_EXERCISE DIRECTIONS_.
Leave out the pictures and copy everything else in the entries exactly.

_RECORDED DATA_.
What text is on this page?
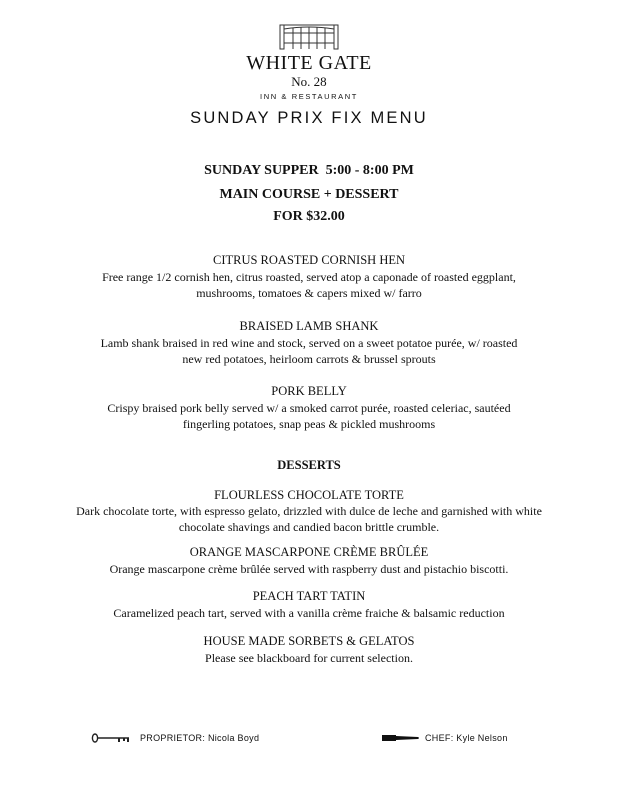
WHITE GATE
No. 28
INN & RESTAURANT
SUNDAY PRIX FIX MENU
SUNDAY SUPPER  5:00 - 8:00 PM
MAIN COURSE + DESSERT
FOR $32.00
CITRUS ROASTED CORNISH HEN
Free range 1/2 cornish hen, citrus roasted, served atop a caponade of roasted eggplant,
mushrooms, tomatoes & capers mixed w/ farro
BRAISED LAMB SHANK
Lamb shank braised in red wine and stock, served on a sweet potatoe purée, w/ roasted
new red potatoes, heirloom carrots & brussel sprouts
PORK BELLY
Crispy braised pork belly served w/ a smoked carrot purée, roasted celeriac, sautéed
fingerling potatoes, snap peas & pickled mushrooms
DESSERTS
FLOURLESS CHOCOLATE TORTE
Dark chocolate torte, with espresso gelato, drizzled with dulce de leche and garnished with white
chocolate shavings and candied bacon brittle crumble.
ORANGE MASCARPONE CRÈME BRÛLÉE
Orange mascarpone crème brûlée served with raspberry dust and pistachio biscotti.
PEACH TART TATIN
Caramelized peach tart, served with a vanilla crème fraiche & balsamic reduction
HOUSE MADE SORBETS & GELATOS
Please see blackboard for current selection.
PROPRIETOR: Nicola Boyd	CHEF: Kyle Nelson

_ANSWER TO THE EXERCISE_.
What text is on this page?
WHITE GATE
No. 28
INN & RESTAURANT
SUNDAY PRIX FIX MENU
SUNDAY SUPPER  5:00 - 8:00 PM
MAIN COURSE + DESSERT
FOR $32.00
CITRUS ROASTED CORNISH HEN
Free range 1/2 cornish hen, citrus roasted, served atop a caponade of roasted eggplant,
mushrooms, tomatoes & capers mixed w/ farro
BRAISED LAMB SHANK
Lamb shank braised in red wine and stock, served on a sweet potatoe purée, w/ roasted
new red potatoes, heirloom carrots & brussel sprouts
PORK BELLY
Crispy braised pork belly served w/ a smoked carrot purée, roasted celeriac, sautéed
fingerling potatoes, snap peas & pickled mushrooms
DESSERTS
FLOURLESS CHOCOLATE TORTE
Dark chocolate torte, with espresso gelato, drizzled with dulce de leche and garnished with white
chocolate shavings and candied bacon brittle crumble.
ORANGE MASCARPONE CRÈME BRÛLÉE
Orange mascarpone crème brûlée served with raspberry dust and pistachio biscotti.
PEACH TART TATIN
Caramelized peach tart, served with a vanilla crème fraiche & balsamic reduction
HOUSE MADE SORBETS & GELATOS
Please see blackboard for current selection.
PROPRIETOR: Nicola Boyd	CHEF: Kyle Nelson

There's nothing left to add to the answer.